▶ _WHAT TO PRODUCE_
Go through the records underneath and count the lines that include the string "社会保障法". Give nothing but the number.

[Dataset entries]
···

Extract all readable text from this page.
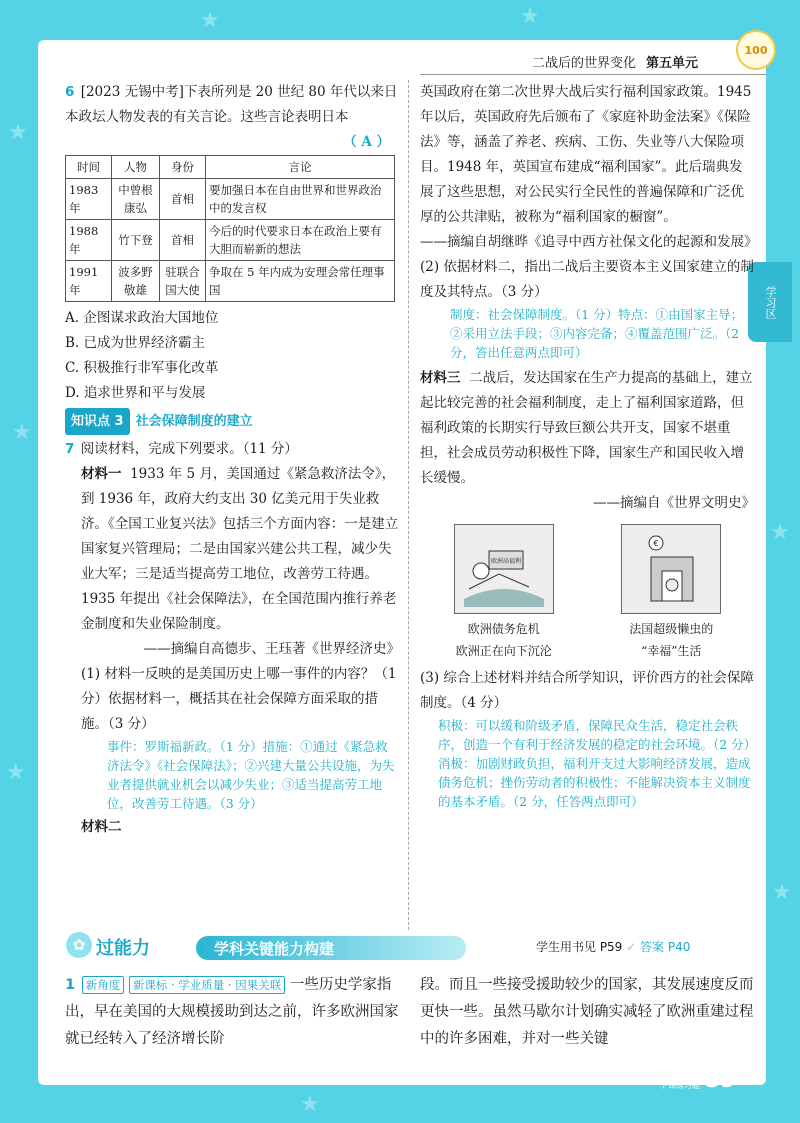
★
★
★
★
★
★	★
★
二战后的世界变化 第五单元
100
学习区
6 [2023 无锡中考]下表所列是 20 世纪 80 年代以来日本政坛人物发表的有关言论。这些言论表明日本
（ A ）
时间	人物	身份	言论
1983 年	中曾根康弘	首相	要加强日本在自由世界和世界政治中的发言权
1988 年	竹下登	首相	今后的时代要求日本在政治上要有大胆而崭新的想法
1991 年	波多野敬雄	驻联合国大使	争取在 5 年内成为安理会常任理事国
A. 企图谋求政治大国地位
B. 已成为世界经济霸主
C. 积极推行非军事化改革
D. 追求世界和平与发展
知识点 3 社会保障制度的建立
7 阅读材料，完成下列要求。（11 分）
材料一 1933 年 5 月，美国通过《紧急救济法令》，到 1936 年，政府大约支出 30 亿美元用于失业救济。《全国工业复兴法》包括三个方面内容：一是建立国家复兴管理局；二是由国家兴建公共工程，减少失业大军；三是适当提高劳工地位，改善劳工待遇。1935 年提出《社会保障法》，在全国范围内推行养老金制度和失业保险制度。
——摘编自高德步、王珏著《世界经济史》
(1) 材料一反映的是美国历史上哪一事件的内容？（1 分）依据材料一，概括其在社会保障方面采取的措施。（3 分）
事件：罗斯福新政。（1 分）措施：①通过《紧急救济法令》《社会保障法》；②兴建大量公共设施，为失业者提供就业机会以减少失业；③适当提高劳工地位，改善劳工待遇。（3 分）
材料二
英国政府在第二次世界大战后实行福利国家政策。1945 年以后，英国政府先后颁布了《家庭补助金法案》《保险法》等，涵盖了养老、疾病、工伤、失业等八大保险项目。1948 年，英国宣布建成“福利国家”。此后瑞典发展了这些思想，对公民实行全民性的普遍保障和广泛优厚的公共津贴，被称为“福利国家的橱窗”。
——摘编自胡继晔《追寻中西方社保文化的起源和发展》
(2) 依据材料二，指出二战后主要资本主义国家建立的制度及其特点。（3 分）
制度：社会保障制度。（1 分）特点：①由国家主导；②采用立法手段；③内容完备；④覆盖范围广泛。（2 分，答出任意两点即可）
材料三 二战后，发达国家在生产力提高的基础上，建立起比较完善的社会福利制度，走上了福利国家道路，但福利政策的长期实行导致巨额公共开支，国家不堪重担，社会成员劳动积极性下降，国家生产和国民收入增长缓慢。
——摘编自《世界文明史》
欧洲高福利
欧洲债务危机
欧洲正在向下沉沦
€
法国超级懒虫的
“幸福”生活
(3) 综合上述材料并结合所学知识，评价西方的社会保障制度。（4 分）
积极：可以缓和阶级矛盾，保障民众生活，稳定社会秩序，创造一个有利于经济发展的稳定的社会环境。（2 分）消极：加剧财政负担，福利开支过大影响经济发展，造成债务危机；挫伤劳动者的积极性；不能解决资本主义制度的基本矛盾。（2 分，任答两点即可）
✿ 过能力	学科关键能力构建	学生用书见 P59 ✓ 答案 P40
1 新角度 新课标 · 学业质量 · 因果关联 一些历史学家指出，早在美国的大规模援助到达之前，许多欧洲国家就已经转入了经济增长阶
段。而且一些接受援助较少的国家，其发展速度反而更快一些。虽然马歇尔计划确实减轻了欧洲重建过程中的许多困难，并对一些关键
上课认真听 下课练习题 59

···

▶ _EXERCISE RESULT_
2